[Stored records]
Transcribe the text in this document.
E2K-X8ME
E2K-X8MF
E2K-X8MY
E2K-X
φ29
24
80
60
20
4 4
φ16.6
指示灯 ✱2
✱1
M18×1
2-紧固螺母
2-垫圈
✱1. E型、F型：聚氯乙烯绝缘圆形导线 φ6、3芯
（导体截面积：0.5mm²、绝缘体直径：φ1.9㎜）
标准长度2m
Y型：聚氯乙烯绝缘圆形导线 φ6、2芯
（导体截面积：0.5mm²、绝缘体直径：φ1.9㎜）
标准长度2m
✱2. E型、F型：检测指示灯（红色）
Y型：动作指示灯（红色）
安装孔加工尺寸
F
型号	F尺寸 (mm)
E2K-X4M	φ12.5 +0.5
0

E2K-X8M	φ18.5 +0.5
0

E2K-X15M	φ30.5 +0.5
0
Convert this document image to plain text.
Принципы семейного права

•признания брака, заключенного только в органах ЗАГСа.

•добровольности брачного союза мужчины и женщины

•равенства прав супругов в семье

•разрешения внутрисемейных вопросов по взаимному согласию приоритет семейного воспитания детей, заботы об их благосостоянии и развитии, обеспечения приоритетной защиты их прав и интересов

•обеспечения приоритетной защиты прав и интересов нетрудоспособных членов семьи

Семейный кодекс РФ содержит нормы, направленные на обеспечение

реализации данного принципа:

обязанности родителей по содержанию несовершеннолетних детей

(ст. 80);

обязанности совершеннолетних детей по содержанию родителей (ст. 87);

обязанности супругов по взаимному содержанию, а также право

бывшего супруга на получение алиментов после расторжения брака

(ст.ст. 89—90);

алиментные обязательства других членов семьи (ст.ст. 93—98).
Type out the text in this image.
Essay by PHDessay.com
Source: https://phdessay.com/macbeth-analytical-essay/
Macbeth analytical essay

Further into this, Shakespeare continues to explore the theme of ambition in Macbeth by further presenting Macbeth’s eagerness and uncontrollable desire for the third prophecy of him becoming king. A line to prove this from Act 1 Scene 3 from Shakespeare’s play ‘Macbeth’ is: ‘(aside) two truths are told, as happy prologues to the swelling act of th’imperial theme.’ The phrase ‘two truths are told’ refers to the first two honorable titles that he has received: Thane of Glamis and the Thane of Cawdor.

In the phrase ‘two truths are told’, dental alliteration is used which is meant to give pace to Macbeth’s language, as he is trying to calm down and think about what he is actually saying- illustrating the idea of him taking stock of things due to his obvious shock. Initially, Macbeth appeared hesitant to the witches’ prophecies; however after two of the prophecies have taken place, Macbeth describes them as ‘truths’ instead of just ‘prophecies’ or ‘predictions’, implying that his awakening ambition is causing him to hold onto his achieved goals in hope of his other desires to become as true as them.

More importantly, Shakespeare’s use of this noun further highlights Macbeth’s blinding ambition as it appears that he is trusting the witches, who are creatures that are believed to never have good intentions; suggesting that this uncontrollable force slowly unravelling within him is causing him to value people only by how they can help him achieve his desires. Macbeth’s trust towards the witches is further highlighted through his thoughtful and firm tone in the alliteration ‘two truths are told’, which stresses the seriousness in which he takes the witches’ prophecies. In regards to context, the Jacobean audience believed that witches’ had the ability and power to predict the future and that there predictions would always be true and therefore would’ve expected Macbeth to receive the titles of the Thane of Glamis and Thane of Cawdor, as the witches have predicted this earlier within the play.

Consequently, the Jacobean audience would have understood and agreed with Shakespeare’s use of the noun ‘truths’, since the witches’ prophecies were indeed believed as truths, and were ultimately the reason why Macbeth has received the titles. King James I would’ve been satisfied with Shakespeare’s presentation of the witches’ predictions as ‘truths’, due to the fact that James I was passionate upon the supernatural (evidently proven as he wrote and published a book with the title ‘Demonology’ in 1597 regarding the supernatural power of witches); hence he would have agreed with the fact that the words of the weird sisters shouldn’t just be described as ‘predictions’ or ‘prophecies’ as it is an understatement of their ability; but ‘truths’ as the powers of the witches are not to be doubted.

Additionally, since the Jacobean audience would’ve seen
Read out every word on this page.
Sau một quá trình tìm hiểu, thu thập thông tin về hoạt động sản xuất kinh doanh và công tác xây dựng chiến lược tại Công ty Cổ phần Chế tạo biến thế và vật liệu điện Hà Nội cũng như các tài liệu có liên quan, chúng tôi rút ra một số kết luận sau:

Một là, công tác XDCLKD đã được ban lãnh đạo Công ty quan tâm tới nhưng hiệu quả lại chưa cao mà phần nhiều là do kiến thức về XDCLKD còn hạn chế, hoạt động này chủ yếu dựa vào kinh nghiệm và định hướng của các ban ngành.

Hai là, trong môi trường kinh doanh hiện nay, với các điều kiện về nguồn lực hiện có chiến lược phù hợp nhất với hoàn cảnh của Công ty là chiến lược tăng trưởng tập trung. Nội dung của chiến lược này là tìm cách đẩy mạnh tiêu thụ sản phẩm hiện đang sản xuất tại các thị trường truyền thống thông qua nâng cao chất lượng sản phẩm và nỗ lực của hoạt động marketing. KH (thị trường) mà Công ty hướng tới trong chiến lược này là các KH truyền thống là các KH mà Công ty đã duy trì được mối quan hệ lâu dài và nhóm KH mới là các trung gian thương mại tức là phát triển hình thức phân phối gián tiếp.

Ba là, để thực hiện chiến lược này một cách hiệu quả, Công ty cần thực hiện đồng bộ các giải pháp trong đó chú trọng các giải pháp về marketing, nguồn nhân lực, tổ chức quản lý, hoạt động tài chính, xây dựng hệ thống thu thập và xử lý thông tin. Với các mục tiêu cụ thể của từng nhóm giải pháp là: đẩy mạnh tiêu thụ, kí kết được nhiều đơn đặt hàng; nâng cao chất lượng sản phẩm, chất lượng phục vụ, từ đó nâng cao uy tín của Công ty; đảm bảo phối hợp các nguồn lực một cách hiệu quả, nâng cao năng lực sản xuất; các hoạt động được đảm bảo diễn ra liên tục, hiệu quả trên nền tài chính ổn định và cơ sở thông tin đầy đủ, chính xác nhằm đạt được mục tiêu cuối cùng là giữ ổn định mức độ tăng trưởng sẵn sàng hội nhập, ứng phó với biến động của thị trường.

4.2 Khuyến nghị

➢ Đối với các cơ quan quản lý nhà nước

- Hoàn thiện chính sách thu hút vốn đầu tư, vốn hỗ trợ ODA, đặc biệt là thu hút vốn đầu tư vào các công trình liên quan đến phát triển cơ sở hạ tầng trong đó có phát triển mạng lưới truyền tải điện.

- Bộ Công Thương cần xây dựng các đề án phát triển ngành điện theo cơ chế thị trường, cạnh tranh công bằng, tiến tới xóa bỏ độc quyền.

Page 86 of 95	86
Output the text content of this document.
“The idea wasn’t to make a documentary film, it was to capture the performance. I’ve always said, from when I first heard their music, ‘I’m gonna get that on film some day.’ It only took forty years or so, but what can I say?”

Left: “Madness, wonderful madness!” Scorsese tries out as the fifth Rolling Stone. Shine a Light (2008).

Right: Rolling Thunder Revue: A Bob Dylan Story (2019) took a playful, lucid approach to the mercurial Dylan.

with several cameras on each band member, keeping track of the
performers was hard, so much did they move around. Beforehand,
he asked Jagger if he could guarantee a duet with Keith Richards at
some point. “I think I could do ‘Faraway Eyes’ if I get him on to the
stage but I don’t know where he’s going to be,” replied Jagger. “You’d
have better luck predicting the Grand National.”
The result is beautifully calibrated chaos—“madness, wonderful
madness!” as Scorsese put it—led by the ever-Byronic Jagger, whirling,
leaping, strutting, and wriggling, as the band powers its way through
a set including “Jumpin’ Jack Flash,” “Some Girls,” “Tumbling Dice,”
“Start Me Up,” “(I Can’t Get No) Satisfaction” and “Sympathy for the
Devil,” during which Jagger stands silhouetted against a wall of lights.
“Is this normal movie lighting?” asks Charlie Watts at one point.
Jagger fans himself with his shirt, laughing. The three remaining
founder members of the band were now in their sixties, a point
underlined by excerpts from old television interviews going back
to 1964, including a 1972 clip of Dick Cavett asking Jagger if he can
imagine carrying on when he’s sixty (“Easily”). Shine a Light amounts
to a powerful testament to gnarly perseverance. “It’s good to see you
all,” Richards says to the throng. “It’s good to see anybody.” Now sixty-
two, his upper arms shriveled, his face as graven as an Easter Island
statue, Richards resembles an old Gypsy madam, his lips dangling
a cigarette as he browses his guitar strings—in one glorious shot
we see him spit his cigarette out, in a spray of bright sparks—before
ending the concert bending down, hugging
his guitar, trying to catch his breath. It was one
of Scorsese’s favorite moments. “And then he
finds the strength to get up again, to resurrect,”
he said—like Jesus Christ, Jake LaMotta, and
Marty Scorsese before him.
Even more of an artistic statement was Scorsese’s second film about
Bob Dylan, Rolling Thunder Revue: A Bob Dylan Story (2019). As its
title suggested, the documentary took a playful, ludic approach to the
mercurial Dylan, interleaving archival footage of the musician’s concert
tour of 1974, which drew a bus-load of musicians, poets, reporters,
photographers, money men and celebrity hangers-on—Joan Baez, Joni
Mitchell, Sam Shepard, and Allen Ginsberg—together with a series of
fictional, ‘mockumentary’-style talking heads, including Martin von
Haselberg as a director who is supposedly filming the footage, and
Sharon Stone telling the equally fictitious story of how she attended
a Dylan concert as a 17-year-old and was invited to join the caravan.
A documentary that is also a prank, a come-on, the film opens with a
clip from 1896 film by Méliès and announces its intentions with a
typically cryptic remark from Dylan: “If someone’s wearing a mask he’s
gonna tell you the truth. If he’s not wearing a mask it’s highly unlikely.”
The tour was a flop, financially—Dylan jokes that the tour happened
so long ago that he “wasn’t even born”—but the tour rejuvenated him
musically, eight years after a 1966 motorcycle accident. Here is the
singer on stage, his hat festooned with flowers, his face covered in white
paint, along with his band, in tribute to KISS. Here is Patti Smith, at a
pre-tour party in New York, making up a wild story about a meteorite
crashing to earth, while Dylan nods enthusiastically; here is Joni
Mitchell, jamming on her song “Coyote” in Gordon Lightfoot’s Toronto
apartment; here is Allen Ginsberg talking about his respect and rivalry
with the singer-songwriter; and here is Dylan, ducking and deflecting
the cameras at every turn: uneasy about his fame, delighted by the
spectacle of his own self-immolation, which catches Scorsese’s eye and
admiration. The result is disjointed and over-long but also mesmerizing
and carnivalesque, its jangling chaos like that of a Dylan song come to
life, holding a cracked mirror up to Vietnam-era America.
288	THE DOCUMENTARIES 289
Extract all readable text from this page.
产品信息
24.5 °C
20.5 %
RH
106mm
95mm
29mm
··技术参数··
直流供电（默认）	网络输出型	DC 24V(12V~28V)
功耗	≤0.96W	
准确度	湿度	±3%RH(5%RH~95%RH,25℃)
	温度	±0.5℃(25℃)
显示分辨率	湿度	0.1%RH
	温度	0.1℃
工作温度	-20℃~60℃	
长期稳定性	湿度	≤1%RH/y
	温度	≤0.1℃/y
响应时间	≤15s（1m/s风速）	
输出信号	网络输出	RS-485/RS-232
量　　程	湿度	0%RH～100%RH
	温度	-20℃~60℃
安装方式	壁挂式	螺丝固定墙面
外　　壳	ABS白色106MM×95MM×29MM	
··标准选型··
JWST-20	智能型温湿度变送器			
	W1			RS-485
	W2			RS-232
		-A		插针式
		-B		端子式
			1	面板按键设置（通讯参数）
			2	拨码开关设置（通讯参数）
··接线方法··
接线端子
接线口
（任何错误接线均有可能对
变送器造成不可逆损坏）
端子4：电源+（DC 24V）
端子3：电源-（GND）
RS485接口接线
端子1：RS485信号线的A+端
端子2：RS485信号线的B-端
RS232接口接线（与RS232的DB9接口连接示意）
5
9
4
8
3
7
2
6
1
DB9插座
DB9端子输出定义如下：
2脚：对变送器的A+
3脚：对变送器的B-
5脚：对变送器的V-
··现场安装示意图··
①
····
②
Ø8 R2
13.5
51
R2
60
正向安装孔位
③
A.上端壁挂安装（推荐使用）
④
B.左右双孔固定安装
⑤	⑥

* EXERCISE DETAILS *
Filter for "Mitchell". Return all lines that hold it.

* WRITTEN REPLY *
Mitchell, Sam Shepard, and Allen Ginsberg—together with a series of
Mitchell, jamming on her song “Coyote” in Gordon Lightfoot’s Toronto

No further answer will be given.